Work instruction →
Using the string "physician" as the key, pull each matching line out of the records below.

★ ★ ★ ★ ★

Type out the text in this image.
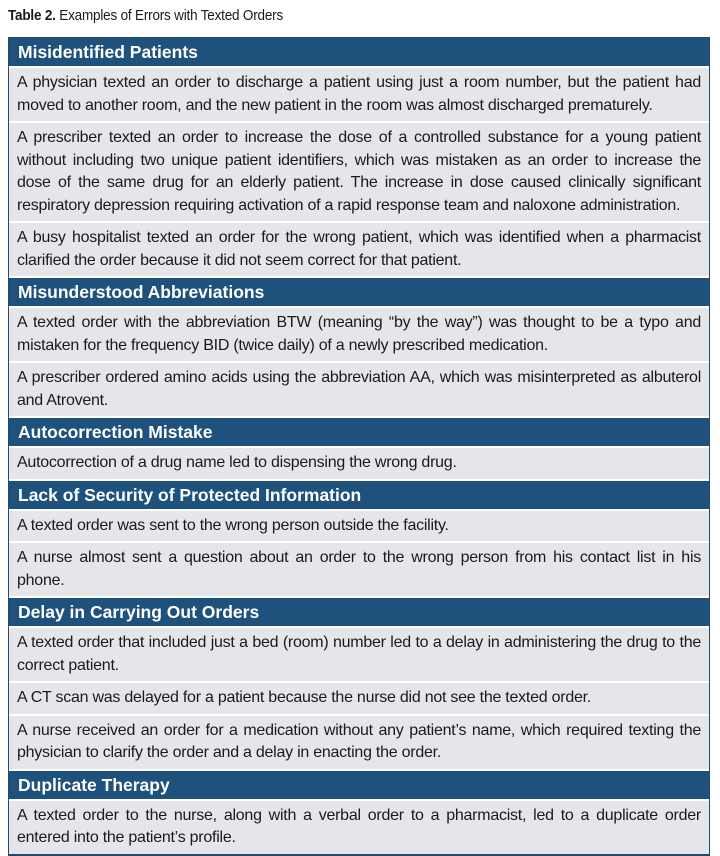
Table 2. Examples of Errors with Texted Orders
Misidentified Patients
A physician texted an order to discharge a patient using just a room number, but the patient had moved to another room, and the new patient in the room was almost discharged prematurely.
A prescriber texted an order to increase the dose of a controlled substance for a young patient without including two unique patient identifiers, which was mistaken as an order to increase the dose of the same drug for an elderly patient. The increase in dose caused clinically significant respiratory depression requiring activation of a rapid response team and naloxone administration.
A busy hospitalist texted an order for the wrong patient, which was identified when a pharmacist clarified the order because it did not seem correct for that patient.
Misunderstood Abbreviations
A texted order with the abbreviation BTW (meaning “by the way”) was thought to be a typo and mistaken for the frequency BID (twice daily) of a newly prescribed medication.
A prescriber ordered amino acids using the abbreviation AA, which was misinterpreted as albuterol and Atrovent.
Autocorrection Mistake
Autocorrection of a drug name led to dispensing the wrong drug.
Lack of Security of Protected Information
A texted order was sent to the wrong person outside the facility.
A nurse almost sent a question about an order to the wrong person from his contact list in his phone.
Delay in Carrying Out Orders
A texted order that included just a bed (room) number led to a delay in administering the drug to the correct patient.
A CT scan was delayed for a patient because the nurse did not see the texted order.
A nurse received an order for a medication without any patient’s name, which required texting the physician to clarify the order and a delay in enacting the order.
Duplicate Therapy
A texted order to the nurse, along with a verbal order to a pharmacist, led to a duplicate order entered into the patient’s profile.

★ ★ ★ ★ ★

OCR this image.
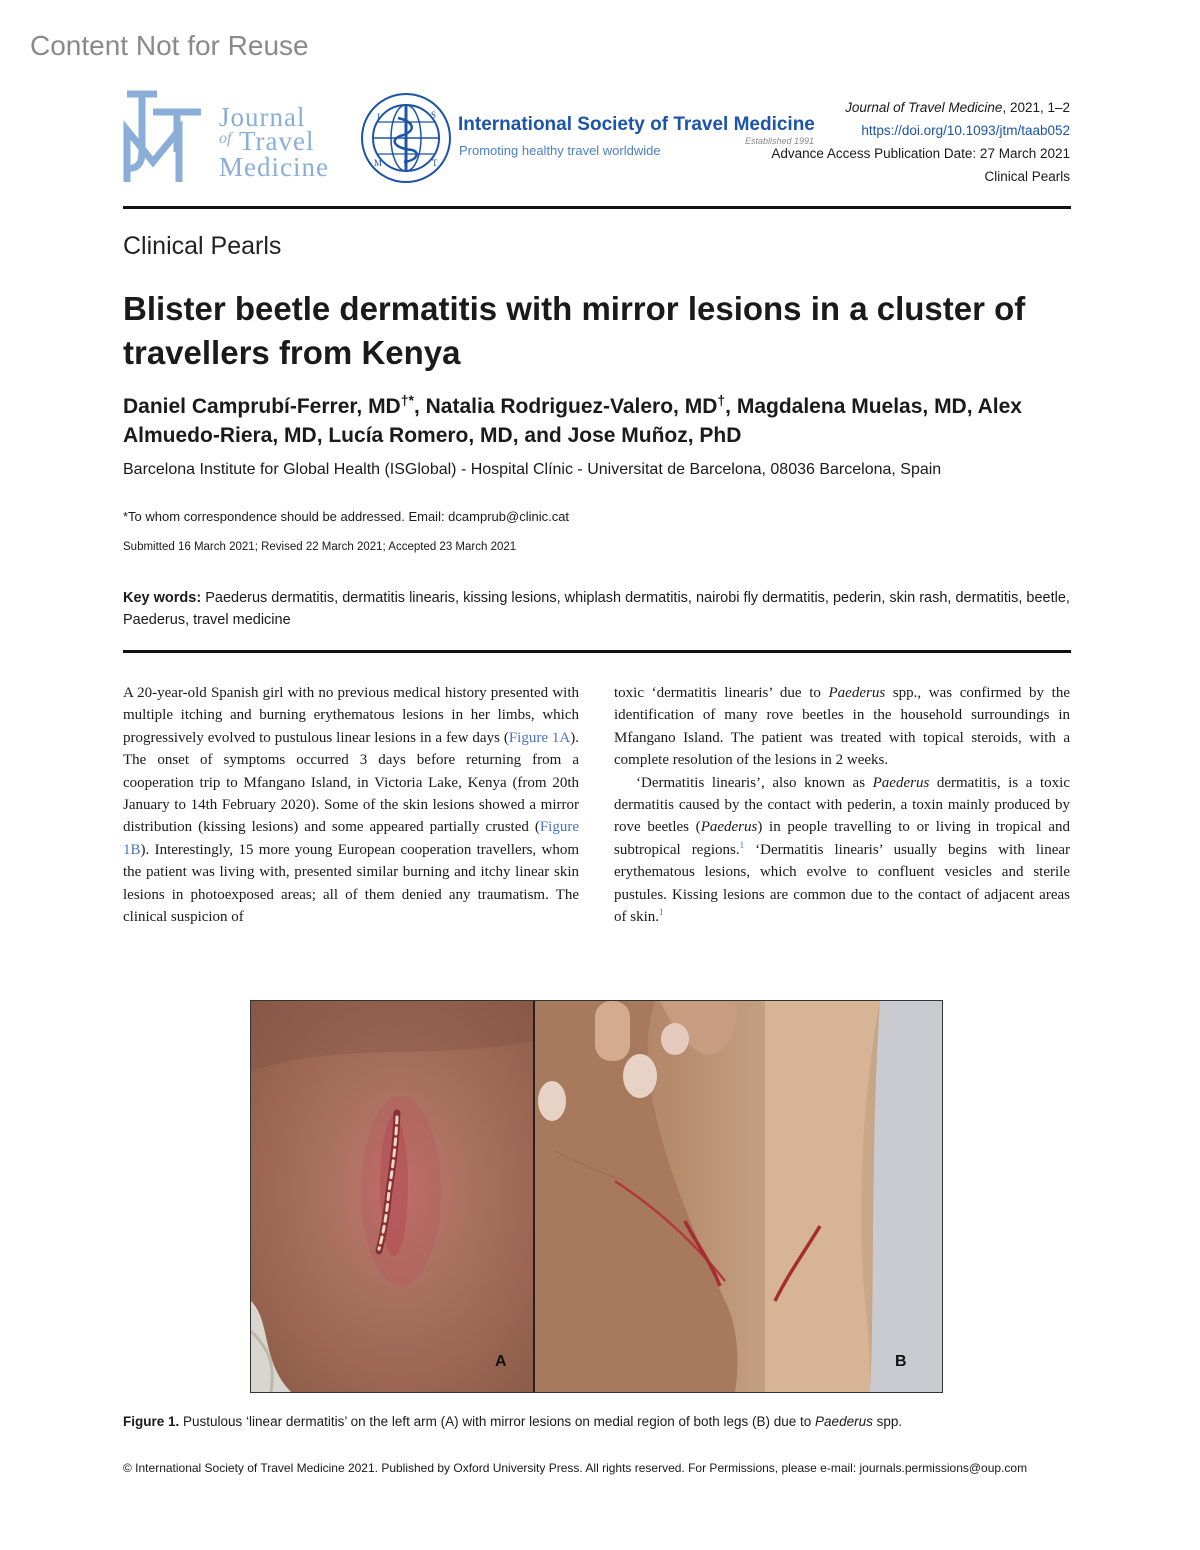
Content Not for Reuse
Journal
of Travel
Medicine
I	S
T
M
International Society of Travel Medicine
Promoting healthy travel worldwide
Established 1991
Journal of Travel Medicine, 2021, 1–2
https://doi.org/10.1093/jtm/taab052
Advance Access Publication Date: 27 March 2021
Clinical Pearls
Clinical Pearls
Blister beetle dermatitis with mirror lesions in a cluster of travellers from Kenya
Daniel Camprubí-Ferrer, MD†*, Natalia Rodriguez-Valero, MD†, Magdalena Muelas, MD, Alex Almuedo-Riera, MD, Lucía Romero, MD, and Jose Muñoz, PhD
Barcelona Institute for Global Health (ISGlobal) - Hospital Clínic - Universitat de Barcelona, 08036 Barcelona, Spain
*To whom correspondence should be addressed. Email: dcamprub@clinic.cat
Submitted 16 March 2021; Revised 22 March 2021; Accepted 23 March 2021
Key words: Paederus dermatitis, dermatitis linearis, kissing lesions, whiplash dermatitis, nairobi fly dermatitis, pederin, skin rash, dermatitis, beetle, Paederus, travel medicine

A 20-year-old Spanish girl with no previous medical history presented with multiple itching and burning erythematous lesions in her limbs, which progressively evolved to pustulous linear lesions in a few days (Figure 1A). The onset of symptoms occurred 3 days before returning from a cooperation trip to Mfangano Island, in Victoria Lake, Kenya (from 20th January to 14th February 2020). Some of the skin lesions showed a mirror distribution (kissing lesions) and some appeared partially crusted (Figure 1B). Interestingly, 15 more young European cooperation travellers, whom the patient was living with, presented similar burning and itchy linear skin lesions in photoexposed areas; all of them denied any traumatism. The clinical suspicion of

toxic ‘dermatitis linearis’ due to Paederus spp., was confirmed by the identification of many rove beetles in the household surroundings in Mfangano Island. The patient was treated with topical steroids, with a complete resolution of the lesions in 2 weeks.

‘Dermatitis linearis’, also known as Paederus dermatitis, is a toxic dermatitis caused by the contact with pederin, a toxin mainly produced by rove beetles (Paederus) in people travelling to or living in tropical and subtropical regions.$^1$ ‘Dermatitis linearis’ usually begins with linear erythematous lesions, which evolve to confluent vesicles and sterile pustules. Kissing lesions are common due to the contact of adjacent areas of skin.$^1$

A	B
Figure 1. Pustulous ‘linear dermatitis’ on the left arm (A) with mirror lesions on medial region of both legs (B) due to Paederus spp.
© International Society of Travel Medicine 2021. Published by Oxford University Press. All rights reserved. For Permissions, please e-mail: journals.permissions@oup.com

★ ★ ★ ★ ★

Response to the exercise →
A physician texted an order to discharge a patient using just a room number, but the patient had moved to another room, and the new patient in the room was almost discharged prematurely.
A nurse received an order for a medication without any patient’s name, which required texting the physician to clarify the order and a delay in enacting the order.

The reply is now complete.